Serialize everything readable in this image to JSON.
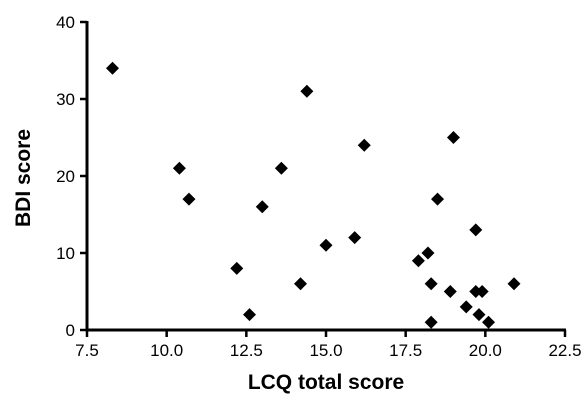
{
  "chart_data": {
    "type": "scatter",
    "xlabel": "LCQ total score",
    "ylabel": "BDI score",
    "xlim": [
      7.5,
      22.5
    ],
    "ylim": [
      0,
      40
    ],
    "xticks": [
      "7.5",
      "10.0",
      "12.5",
      "15.0",
      "17.5",
      "20.0",
      "22.5"
    ],
    "yticks": [
      "0",
      "10",
      "20",
      "30",
      "40"
    ],
    "grid": false,
    "marker": "diamond",
    "color": "#000000",
    "points": [
      {
        "x": 8.3,
        "y": 34
      },
      {
        "x": 10.4,
        "y": 21
      },
      {
        "x": 10.7,
        "y": 17
      },
      {
        "x": 12.2,
        "y": 8
      },
      {
        "x": 12.6,
        "y": 2
      },
      {
        "x": 13.0,
        "y": 16
      },
      {
        "x": 13.6,
        "y": 21
      },
      {
        "x": 14.2,
        "y": 6
      },
      {
        "x": 14.4,
        "y": 31
      },
      {
        "x": 15.0,
        "y": 11
      },
      {
        "x": 15.9,
        "y": 12
      },
      {
        "x": 16.2,
        "y": 24
      },
      {
        "x": 17.9,
        "y": 9
      },
      {
        "x": 18.2,
        "y": 10
      },
      {
        "x": 18.3,
        "y": 6
      },
      {
        "x": 18.3,
        "y": 1
      },
      {
        "x": 18.5,
        "y": 17
      },
      {
        "x": 18.9,
        "y": 5
      },
      {
        "x": 19.0,
        "y": 25
      },
      {
        "x": 19.4,
        "y": 3
      },
      {
        "x": 19.7,
        "y": 13
      },
      {
        "x": 19.7,
        "y": 5
      },
      {
        "x": 19.8,
        "y": 2
      },
      {
        "x": 19.9,
        "y": 5
      },
      {
        "x": 20.1,
        "y": 1
      },
      {
        "x": 20.9,
        "y": 6
      }
    ]
  }
}
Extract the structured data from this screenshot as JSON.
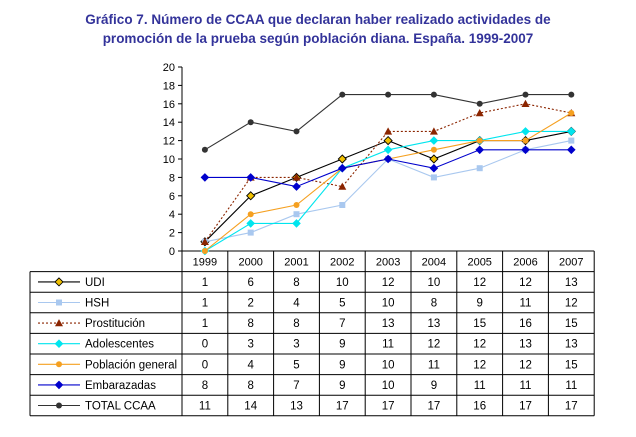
{
  "chart_data": {
    "type": "line",
    "title_lines": [
      "Gráfico 7. Número de CCAA que declaran haber realizado actividades  de",
      "promoción de la prueba según población diana.  España. 1999-2007"
    ],
    "categories": [
      "1999",
      "2000",
      "2001",
      "2002",
      "2003",
      "2004",
      "2005",
      "2006",
      "2007"
    ],
    "y_ticks": [
      "0",
      "2",
      "4",
      "6",
      "8",
      "10",
      "12",
      "14",
      "16",
      "18",
      "20"
    ],
    "ylim": [
      0,
      20
    ],
    "grid": false,
    "legend_placement": "data table below chart",
    "series": [
      {
        "name": "UDI",
        "values": [
          1,
          6,
          8,
          10,
          12,
          10,
          12,
          12,
          13
        ],
        "color": "#000000",
        "marker": "diamond-open",
        "marker_color": "#f0c000",
        "dash": "solid"
      },
      {
        "name": "HSH",
        "values": [
          1,
          2,
          4,
          5,
          10,
          8,
          9,
          11,
          12
        ],
        "color": "#a9c8ef",
        "marker": "square",
        "marker_color": "#a9c8ef",
        "dash": "solid"
      },
      {
        "name": "Prostitución",
        "values": [
          1,
          8,
          8,
          7,
          13,
          13,
          15,
          16,
          15
        ],
        "color": "#8b2500",
        "marker": "triangle",
        "marker_color": "#8b2500",
        "dash": "dotted"
      },
      {
        "name": "Adolescentes",
        "values": [
          0,
          3,
          3,
          9,
          11,
          12,
          12,
          13,
          13
        ],
        "color": "#00e5ee",
        "marker": "diamond",
        "marker_color": "#00e5ee",
        "dash": "solid"
      },
      {
        "name": "Población general",
        "values": [
          0,
          4,
          5,
          9,
          10,
          11,
          12,
          12,
          15
        ],
        "color": "#f5a020",
        "marker": "circle",
        "marker_color": "#f5a020",
        "dash": "solid"
      },
      {
        "name": "Embarazadas",
        "values": [
          8,
          8,
          7,
          9,
          10,
          9,
          11,
          11,
          11
        ],
        "color": "#0000cc",
        "marker": "diamond",
        "marker_color": "#0000cc",
        "dash": "solid"
      },
      {
        "name": "TOTAL CCAA",
        "values": [
          11,
          14,
          13,
          17,
          17,
          17,
          16,
          17,
          17
        ],
        "color": "#333333",
        "marker": "circle",
        "marker_color": "#333333",
        "dash": "solid"
      }
    ]
  }
}
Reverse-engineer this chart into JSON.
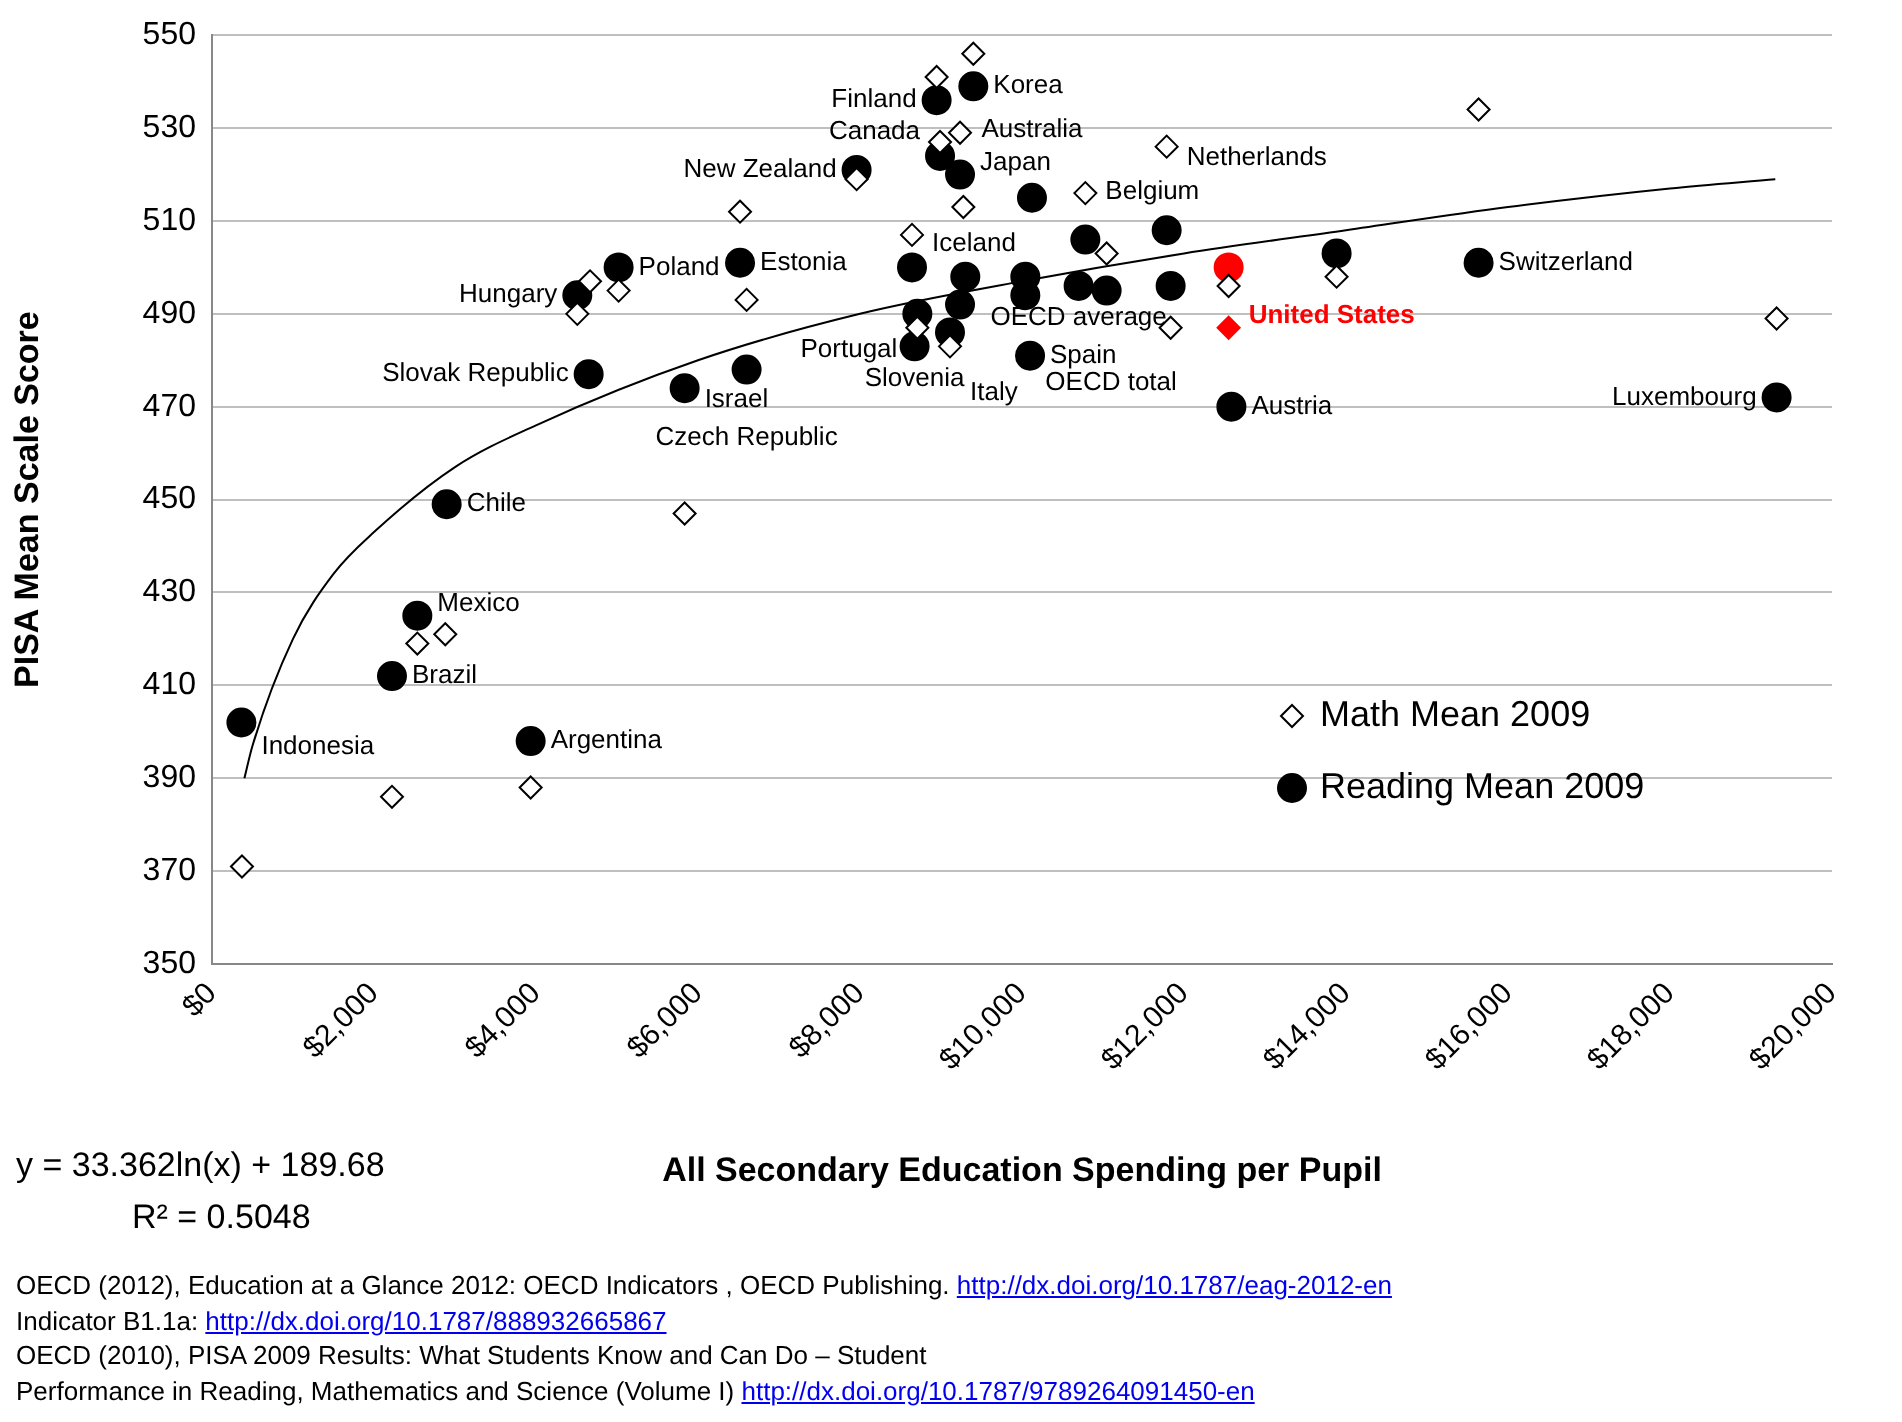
{
  "chart_data": {
    "type": "scatter",
    "xlabel": "All Secondary Education Spending per Pupil",
    "ylabel": "PISA Mean Scale Score",
    "xlim": [
      0,
      20000
    ],
    "xticks": [
      {
        "value": 0,
        "label": "$0"
      },
      {
        "value": 2000,
        "label": "$2,000"
      },
      {
        "value": 4000,
        "label": "$4,000"
      },
      {
        "value": 6000,
        "label": "$6,000"
      },
      {
        "value": 8000,
        "label": "$8,000"
      },
      {
        "value": 10000,
        "label": "$10,000"
      },
      {
        "value": 12000,
        "label": "$12,000"
      },
      {
        "value": 14000,
        "label": "$14,000"
      },
      {
        "value": 16000,
        "label": "$16,000"
      },
      {
        "value": 18000,
        "label": "$18,000"
      },
      {
        "value": 20000,
        "label": "$20,000"
      }
    ],
    "ylim": [
      350,
      550
    ],
    "yticks": [
      350,
      370,
      390,
      410,
      430,
      450,
      470,
      490,
      510,
      530,
      550
    ],
    "grid": "y",
    "legend": "bottom right",
    "series": [
      {
        "name": "Math Mean 2009",
        "color": "#000000",
        "marker": "diamond",
        "x": [
          370,
          2222,
          2535,
          2880,
          3934,
          5835,
          4667,
          4510,
          5020,
          6519,
          6600,
          7958,
          8642,
          8946,
          8988,
          9399,
          9235,
          9276,
          10782,
          11045,
          11786,
          15637,
          13884,
          12551,
          11835,
          12551,
          19316,
          9111,
          8708
        ],
        "values": [
          371,
          386,
          419,
          421,
          388,
          447,
          497,
          490,
          495,
          512,
          493,
          519,
          507,
          541,
          527,
          546,
          529,
          513,
          516,
          503,
          526,
          534,
          498,
          496,
          487,
          487,
          489,
          483,
          487
        ],
        "colors": [
          "#000000",
          "#000000",
          "#000000",
          "#000000",
          "#000000",
          "#000000",
          "#000000",
          "#000000",
          "#000000",
          "#000000",
          "#000000",
          "#000000",
          "#000000",
          "#000000",
          "#000000",
          "#000000",
          "#000000",
          "#000000",
          "#000000",
          "#000000",
          "#000000",
          "#000000",
          "#000000",
          "#000000",
          "#000000",
          "#ff0000",
          "#000000",
          "#000000",
          "#000000"
        ]
      },
      {
        "name": "Reading Mean 2009",
        "color": "#000000",
        "marker": "circle",
        "x": [
          363,
          2222,
          2535,
          2897,
          3934,
          4650,
          4510,
          5020,
          5835,
          6519,
          6600,
          7958,
          8642,
          8946,
          9399,
          8988,
          9235,
          10123,
          10782,
          11786,
          12551,
          15637,
          12585,
          19316,
          13884,
          8708,
          8674,
          9111,
          10099,
          10041,
          10699,
          9300,
          9235,
          10041,
          11045,
          11835
        ],
        "values": [
          402,
          412,
          425,
          449,
          398,
          477,
          494,
          500,
          474,
          501,
          478,
          521,
          500,
          536,
          539,
          524,
          520,
          515,
          506,
          508,
          500,
          501,
          470,
          472,
          503,
          490,
          483,
          486,
          481,
          494,
          496,
          498,
          492,
          498,
          495,
          496
        ],
        "colors": [
          "#000000",
          "#000000",
          "#000000",
          "#000000",
          "#000000",
          "#000000",
          "#000000",
          "#000000",
          "#000000",
          "#000000",
          "#000000",
          "#000000",
          "#000000",
          "#000000",
          "#000000",
          "#000000",
          "#000000",
          "#000000",
          "#000000",
          "#000000",
          "#ff0000",
          "#000000",
          "#000000",
          "#000000",
          "#000000",
          "#000000",
          "#000000",
          "#000000",
          "#000000",
          "#000000",
          "#000000",
          "#000000",
          "#000000",
          "#000000",
          "#000000",
          "#000000"
        ]
      },
      {
        "type": "line",
        "color": "#000000",
        "marker": "none",
        "x": [
          400,
          500,
          1000,
          1500,
          2000,
          3000,
          4000,
          6000,
          8000,
          10000,
          12000,
          14000,
          16000,
          18000,
          19300
        ],
        "values": [
          390,
          397,
          420,
          434,
          443,
          457,
          466,
          480,
          490,
          497,
          503,
          508,
          513,
          517,
          519
        ]
      }
    ],
    "annotations": [
      {
        "text": "Indonesia",
        "x": 363,
        "y": 402
      },
      {
        "text": "Brazil",
        "x": 2222,
        "y": 412
      },
      {
        "text": "Mexico",
        "x": 2535,
        "y": 425
      },
      {
        "text": "Chile",
        "x": 2897,
        "y": 449
      },
      {
        "text": "Argentina",
        "x": 3934,
        "y": 398
      },
      {
        "text": "Slovak Republic",
        "x": 4650,
        "y": 477
      },
      {
        "text": "Hungary",
        "x": 4510,
        "y": 494
      },
      {
        "text": "Poland",
        "x": 5020,
        "y": 500
      },
      {
        "text": "Israel",
        "x": 5835,
        "y": 474
      },
      {
        "text": "Estonia",
        "x": 6519,
        "y": 501
      },
      {
        "text": "Czech Republic",
        "x": 6600,
        "y": 478
      },
      {
        "text": "New Zealand",
        "x": 7958,
        "y": 521
      },
      {
        "text": "Iceland",
        "x": 8642,
        "y": 500
      },
      {
        "text": "Finland",
        "x": 8946,
        "y": 536
      },
      {
        "text": "Korea",
        "x": 9399,
        "y": 539
      },
      {
        "text": "Canada",
        "x": 8988,
        "y": 524
      },
      {
        "text": "Japan",
        "x": 9235,
        "y": 520
      },
      {
        "text": "Australia",
        "x": 10123,
        "y": 515
      },
      {
        "text": "Belgium",
        "x": 10782,
        "y": 506
      },
      {
        "text": "Netherlands",
        "x": 11786,
        "y": 508
      },
      {
        "text": "United States",
        "x": 12551,
        "y": 500
      },
      {
        "text": "Switzerland",
        "x": 15637,
        "y": 501
      },
      {
        "text": "Austria",
        "x": 12585,
        "y": 470
      },
      {
        "text": "Luxembourg",
        "x": 19316,
        "y": 472
      },
      {
        "text": "Portugal",
        "x": 8708,
        "y": 490
      },
      {
        "text": "Slovenia",
        "x": 8674,
        "y": 483
      },
      {
        "text": "Italy",
        "x": 9111,
        "y": 486
      },
      {
        "text": "Spain",
        "x": 10099,
        "y": 481
      },
      {
        "text": "OECD total",
        "x": 10041,
        "y": 494
      },
      {
        "text": "OECD average",
        "x": 10699,
        "y": 496
      },
      "y = 33.362ln(x) + 189.68",
      "R² = 0.5048",
      "OECD (2012), Education at a Glance 2012: OECD Indicators ,  OECD Publishing. http://dx.doi.org/10.1787/eag-2012-en",
      "Indicator B1.1a:  http://dx.doi.org/10.1787/888932665867",
      "OECD (2010), PISA 2009 Results: What Students Know and Can Do – Student",
      "Performance in Reading, Mathematics and Science (Volume I) http://dx.doi.org/10.1787/9789264091450-en"
    ]
  }
}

* Task instructions:
Search the entries for the word "Republic", then list each line that holds it.

* Response:
        "text": "Slovak Republic",
        "text": "Czech Republic",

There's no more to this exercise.